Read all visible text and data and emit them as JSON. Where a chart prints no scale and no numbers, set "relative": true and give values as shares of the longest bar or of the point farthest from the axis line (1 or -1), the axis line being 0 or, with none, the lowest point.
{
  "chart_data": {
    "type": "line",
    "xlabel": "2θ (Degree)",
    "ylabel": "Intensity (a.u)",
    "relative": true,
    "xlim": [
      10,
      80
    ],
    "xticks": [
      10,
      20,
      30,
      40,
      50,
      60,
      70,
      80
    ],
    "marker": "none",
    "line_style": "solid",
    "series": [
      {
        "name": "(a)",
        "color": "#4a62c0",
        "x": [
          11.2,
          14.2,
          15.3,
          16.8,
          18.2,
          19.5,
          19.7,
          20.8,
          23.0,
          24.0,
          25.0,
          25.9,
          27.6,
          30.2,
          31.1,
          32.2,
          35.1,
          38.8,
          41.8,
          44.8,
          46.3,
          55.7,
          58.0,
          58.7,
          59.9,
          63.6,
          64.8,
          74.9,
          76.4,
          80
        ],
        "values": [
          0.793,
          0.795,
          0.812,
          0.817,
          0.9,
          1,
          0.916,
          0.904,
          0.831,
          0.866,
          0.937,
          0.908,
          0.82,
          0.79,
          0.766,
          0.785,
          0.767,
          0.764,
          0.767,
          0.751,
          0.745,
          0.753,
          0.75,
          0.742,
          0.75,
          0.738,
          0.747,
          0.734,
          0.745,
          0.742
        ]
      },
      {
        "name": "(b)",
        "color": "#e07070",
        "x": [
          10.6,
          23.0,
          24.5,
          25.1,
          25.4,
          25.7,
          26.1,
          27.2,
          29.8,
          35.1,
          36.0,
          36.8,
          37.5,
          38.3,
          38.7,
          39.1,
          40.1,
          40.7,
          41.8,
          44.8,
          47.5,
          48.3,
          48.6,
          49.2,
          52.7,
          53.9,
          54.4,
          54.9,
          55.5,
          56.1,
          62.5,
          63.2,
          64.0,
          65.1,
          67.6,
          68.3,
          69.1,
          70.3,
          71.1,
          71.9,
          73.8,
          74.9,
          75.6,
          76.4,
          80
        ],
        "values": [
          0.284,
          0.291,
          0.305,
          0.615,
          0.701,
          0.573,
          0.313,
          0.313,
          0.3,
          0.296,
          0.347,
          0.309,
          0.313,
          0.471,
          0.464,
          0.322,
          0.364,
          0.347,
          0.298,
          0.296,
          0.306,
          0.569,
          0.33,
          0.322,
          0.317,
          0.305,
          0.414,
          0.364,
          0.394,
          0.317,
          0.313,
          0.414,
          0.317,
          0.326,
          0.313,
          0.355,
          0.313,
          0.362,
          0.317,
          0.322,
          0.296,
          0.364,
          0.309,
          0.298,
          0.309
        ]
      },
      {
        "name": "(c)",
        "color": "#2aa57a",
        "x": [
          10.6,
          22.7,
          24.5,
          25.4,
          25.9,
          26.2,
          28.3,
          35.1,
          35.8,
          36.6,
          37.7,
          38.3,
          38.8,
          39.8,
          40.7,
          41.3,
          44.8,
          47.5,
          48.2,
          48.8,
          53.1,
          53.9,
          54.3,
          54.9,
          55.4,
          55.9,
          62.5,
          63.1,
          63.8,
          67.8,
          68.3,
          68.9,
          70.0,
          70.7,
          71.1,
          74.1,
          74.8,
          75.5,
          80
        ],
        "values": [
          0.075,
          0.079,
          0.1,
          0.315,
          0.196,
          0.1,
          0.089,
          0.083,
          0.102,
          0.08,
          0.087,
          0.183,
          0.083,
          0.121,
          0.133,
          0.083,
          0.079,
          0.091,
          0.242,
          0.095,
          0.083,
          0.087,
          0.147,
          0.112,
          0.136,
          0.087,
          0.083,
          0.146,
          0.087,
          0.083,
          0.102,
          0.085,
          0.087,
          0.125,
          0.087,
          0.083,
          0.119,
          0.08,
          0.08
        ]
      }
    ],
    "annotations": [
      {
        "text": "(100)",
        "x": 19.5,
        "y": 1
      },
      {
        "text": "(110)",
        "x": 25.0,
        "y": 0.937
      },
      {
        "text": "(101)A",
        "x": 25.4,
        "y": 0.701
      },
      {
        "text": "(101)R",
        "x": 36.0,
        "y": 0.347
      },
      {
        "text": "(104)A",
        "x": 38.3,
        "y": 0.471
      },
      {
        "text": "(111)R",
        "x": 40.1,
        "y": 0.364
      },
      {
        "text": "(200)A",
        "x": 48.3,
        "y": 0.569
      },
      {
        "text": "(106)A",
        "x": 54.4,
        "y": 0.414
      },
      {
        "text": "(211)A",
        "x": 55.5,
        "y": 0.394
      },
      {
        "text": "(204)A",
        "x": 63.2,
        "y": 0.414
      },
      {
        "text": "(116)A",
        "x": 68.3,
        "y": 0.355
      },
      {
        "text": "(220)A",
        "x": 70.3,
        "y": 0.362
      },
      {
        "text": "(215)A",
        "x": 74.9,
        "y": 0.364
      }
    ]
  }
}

Do this> Reproduce all the records precisely.

Output of the exercise>
Read all visible text and data and emit them as JSON. Where a chart prints no scale and no numbers, set "relative": true and give values as shares of the longest bar or of the point farthest from the axis line (1 or -1), the axis line being 0 or, with none, the lowest point.
{
  "chart_data": {
    "type": "line",
    "xlabel": "2θ (Degree)",
    "ylabel": "Intensity (a.u)",
    "relative": true,
    "xlim": [
      10,
      80
    ],
    "xticks": [
      10,
      20,
      30,
      40,
      50,
      60,
      70,
      80
    ],
    "marker": "none",
    "line_style": "solid",
    "series": [
      {
        "name": "(a)",
        "color": "#4a62c0",
        "x": [
          11.2,
          14.2,
          15.3,
          16.8,
          18.2,
          19.5,
          19.7,
          20.8,
          23.0,
          24.0,
          25.0,
          25.9,
          27.6,
          30.2,
          31.1,
          32.2,
          35.1,
          38.8,
          41.8,
          44.8,
          46.3,
          55.7,
          58.0,
          58.7,
          59.9,
          63.6,
          64.8,
          74.9,
          76.4,
          80
        ],
        "values": [
          0.793,
          0.795,
          0.812,
          0.817,
          0.9,
          1,
          0.916,
          0.904,
          0.831,
          0.866,
          0.937,
          0.908,
          0.82,
          0.79,
          0.766,
          0.785,
          0.767,
          0.764,
          0.767,
          0.751,
          0.745,
          0.753,
          0.75,
          0.742,
          0.75,
          0.738,
          0.747,
          0.734,
          0.745,
          0.742
        ]
      },
      {
        "name": "(b)",
        "color": "#e07070",
        "x": [
          10.6,
          23.0,
          24.5,
          25.1,
          25.4,
          25.7,
          26.1,
          27.2,
          29.8,
          35.1,
          36.0,
          36.8,
          37.5,
          38.3,
          38.7,
          39.1,
          40.1,
          40.7,
          41.8,
          44.8,
          47.5,
          48.3,
          48.6,
          49.2,
          52.7,
          53.9,
          54.4,
          54.9,
          55.5,
          56.1,
          62.5,
          63.2,
          64.0,
          65.1,
          67.6,
          68.3,
          69.1,
          70.3,
          71.1,
          71.9,
          73.8,
          74.9,
          75.6,
          76.4,
          80
        ],
        "values": [
          0.284,
          0.291,
          0.305,
          0.615,
          0.701,
          0.573,
          0.313,
          0.313,
          0.3,
          0.296,
          0.347,
          0.309,
          0.313,
          0.471,
          0.464,
          0.322,
          0.364,
          0.347,
          0.298,
          0.296,
          0.306,
          0.569,
          0.33,
          0.322,
          0.317,
          0.305,
          0.414,
          0.364,
          0.394,
          0.317,
          0.313,
          0.414,
          0.317,
          0.326,
          0.313,
          0.355,
          0.313,
          0.362,
          0.317,
          0.322,
          0.296,
          0.364,
          0.309,
          0.298,
          0.309
        ]
      },
      {
        "name": "(c)",
        "color": "#2aa57a",
        "x": [
          10.6,
          22.7,
          24.5,
          25.4,
          25.9,
          26.2,
          28.3,
          35.1,
          35.8,
          36.6,
          37.7,
          38.3,
          38.8,
          39.8,
          40.7,
          41.3,
          44.8,
          47.5,
          48.2,
          48.8,
          53.1,
          53.9,
          54.3,
          54.9,
          55.4,
          55.9,
          62.5,
          63.1,
          63.8,
          67.8,
          68.3,
          68.9,
          70.0,
          70.7,
          71.1,
          74.1,
          74.8,
          75.5,
          80
        ],
        "values": [
          0.075,
          0.079,
          0.1,
          0.315,
          0.196,
          0.1,
          0.089,
          0.083,
          0.102,
          0.08,
          0.087,
          0.183,
          0.083,
          0.121,
          0.133,
          0.083,
          0.079,
          0.091,
          0.242,
          0.095,
          0.083,
          0.087,
          0.147,
          0.112,
          0.136,
          0.087,
          0.083,
          0.146,
          0.087,
          0.083,
          0.102,
          0.085,
          0.087,
          0.125,
          0.087,
          0.083,
          0.119,
          0.08,
          0.08
        ]
      }
    ],
    "annotations": [
      {
        "text": "(100)",
        "x": 19.5,
        "y": 1
      },
      {
        "text": "(110)",
        "x": 25.0,
        "y": 0.937
      },
      {
        "text": "(101)A",
        "x": 25.4,
        "y": 0.701
      },
      {
        "text": "(101)R",
        "x": 36.0,
        "y": 0.347
      },
      {
        "text": "(104)A",
        "x": 38.3,
        "y": 0.471
      },
      {
        "text": "(111)R",
        "x": 40.1,
        "y": 0.364
      },
      {
        "text": "(200)A",
        "x": 48.3,
        "y": 0.569
      },
      {
        "text": "(106)A",
        "x": 54.4,
        "y": 0.414
      },
      {
        "text": "(211)A",
        "x": 55.5,
        "y": 0.394
      },
      {
        "text": "(204)A",
        "x": 63.2,
        "y": 0.414
      },
      {
        "text": "(116)A",
        "x": 68.3,
        "y": 0.355
      },
      {
        "text": "(220)A",
        "x": 70.3,
        "y": 0.362
      },
      {
        "text": "(215)A",
        "x": 74.9,
        "y": 0.364
      }
    ]
  }
}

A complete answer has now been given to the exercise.